**What you need to do**
Of the lines in the listing, how many include the string "content"? Write the number and nothing else.

>> Begin

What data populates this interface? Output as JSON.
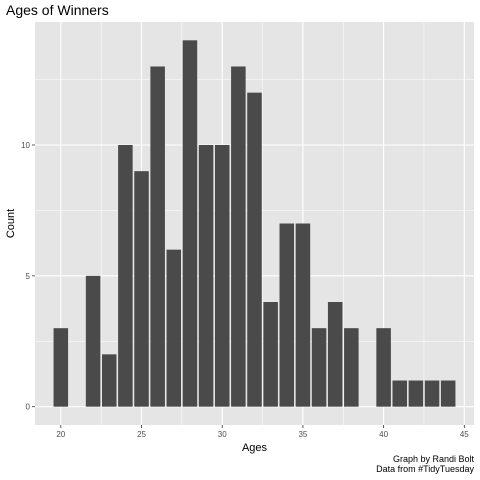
{
  "chart_data": {
    "type": "bar",
    "title": "Ages of Winners",
    "xlabel": "Ages",
    "ylabel": "Count",
    "x": [
      20,
      22,
      23,
      24,
      25,
      26,
      27,
      28,
      29,
      30,
      31,
      32,
      33,
      34,
      35,
      36,
      37,
      38,
      40,
      41,
      42,
      43,
      44
    ],
    "values": [
      3,
      5,
      2,
      10,
      9,
      13,
      6,
      14,
      10,
      10,
      13,
      12,
      4,
      7,
      7,
      3,
      4,
      3,
      3,
      1,
      1,
      1,
      1
    ],
    "xlim": [
      18.4,
      45.6
    ],
    "ylim": [
      -0.7,
      14.7
    ],
    "xticks": [
      20,
      25,
      30,
      35,
      40,
      45
    ],
    "yticks": [
      0,
      5,
      10
    ],
    "bar_color": "#4a4a4a",
    "panel_color": "#e5e5e5",
    "grid_color": "#ffffff",
    "grid": true
  },
  "caption": {
    "line1": "Graph by Randi Bolt",
    "line2": "Data from #TidyTuesday"
  }
}
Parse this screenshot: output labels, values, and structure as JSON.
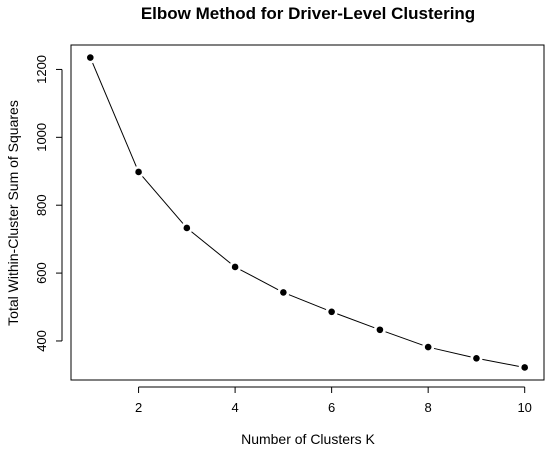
{
  "chart_data": {
    "type": "line",
    "title": "Elbow Method for Driver-Level Clustering",
    "xlabel": "Number of Clusters K",
    "ylabel": "Total Within-Cluster Sum of Squares",
    "x": [
      1,
      2,
      3,
      4,
      5,
      6,
      7,
      8,
      9,
      10
    ],
    "series": [
      {
        "values": [
          1235,
          898,
          733,
          618,
          543,
          486,
          433,
          382,
          349,
          322
        ]
      }
    ],
    "x_ticks": [
      2,
      4,
      6,
      8,
      10
    ],
    "y_ticks": [
      400,
      600,
      800,
      1000,
      1200
    ],
    "xlim": [
      0.6,
      10.4
    ],
    "ylim": [
      285,
      1272
    ],
    "grid": false,
    "legend": "none",
    "colors": {
      "line": "#000000",
      "points": "#000000",
      "axes": "#000000"
    }
  }
}
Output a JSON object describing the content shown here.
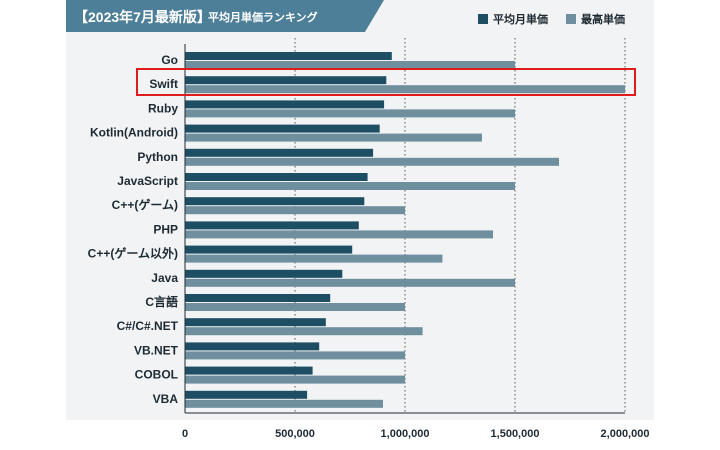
{
  "header": {
    "title": "【2023年7月最新版】",
    "subtitle": "平均月単価ランキング"
  },
  "colors": {
    "avg": "#1e4e63",
    "max": "#6f8f9f",
    "header": "#4e7f98",
    "highlight": "#e01b1b"
  },
  "chart_data": {
    "type": "bar",
    "orientation": "horizontal",
    "categories": [
      "Go",
      "Swift",
      "Ruby",
      "Kotlin(Android)",
      "Python",
      "JavaScript",
      "C++(ゲーム)",
      "PHP",
      "C++(ゲーム以外)",
      "Java",
      "C言語",
      "C#/C#.NET",
      "VB.NET",
      "COBOL",
      "VBA"
    ],
    "series": [
      {
        "name": "平均月単価",
        "values": [
          940000,
          915000,
          905000,
          885000,
          855000,
          830000,
          815000,
          790000,
          760000,
          715000,
          660000,
          640000,
          610000,
          580000,
          555000
        ]
      },
      {
        "name": "最高単価",
        "values": [
          1500000,
          2000000,
          1500000,
          1350000,
          1700000,
          1500000,
          1000000,
          1400000,
          1170000,
          1500000,
          1000000,
          1080000,
          1000000,
          1000000,
          900000
        ]
      }
    ],
    "x_ticks": [
      "0",
      "500,000",
      "1,000,000",
      "1,500,000",
      "2,000,000"
    ],
    "xlim": [
      0,
      2000000
    ],
    "gridlines": "dotted",
    "legend": "top-right",
    "highlighted_category": "Swift"
  }
}
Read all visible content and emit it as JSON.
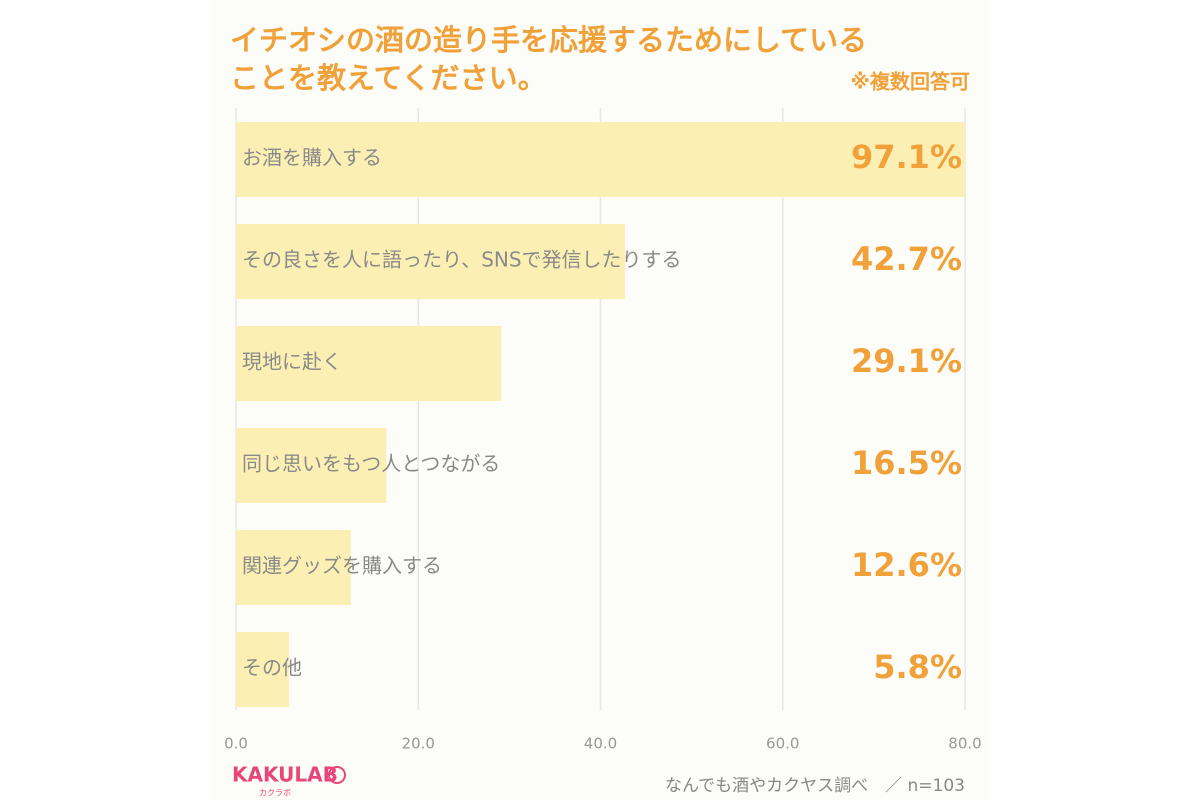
{
  "chart_data": {
    "type": "barh",
    "title": [
      "イチオシの酒の造り手を応援するためにしている",
      "ことを教えてください。"
    ],
    "subtitle": "※複数回答可",
    "categories": [
      "お酒を購入する",
      "その良さを人に語ったり、SNSで発信したりする",
      "現地に赴く",
      "同じ思いをもつ人とつながる",
      "関連グッズを購入する",
      "その他"
    ],
    "values": [
      97.1,
      42.7,
      29.1,
      16.5,
      12.6,
      5.8
    ],
    "value_labels": [
      "97.1%",
      "42.7%",
      "29.1%",
      "16.5%",
      "12.6%",
      "5.8%"
    ],
    "color": "#fcefb4",
    "xlim": [
      0,
      80
    ],
    "xticks": [
      {
        "value": 0,
        "label": "0.0"
      },
      {
        "value": 20,
        "label": "20.0"
      },
      {
        "value": 40,
        "label": "40.0"
      },
      {
        "value": 60,
        "label": "60.0"
      },
      {
        "value": 80,
        "label": "80.0"
      }
    ],
    "grid": true,
    "logo": "KAKULAB",
    "logo_sub": "カクラボ",
    "source": "なんでも酒やカクヤス調べ　／ n=103"
  }
}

>> End

**Solved exercise**
2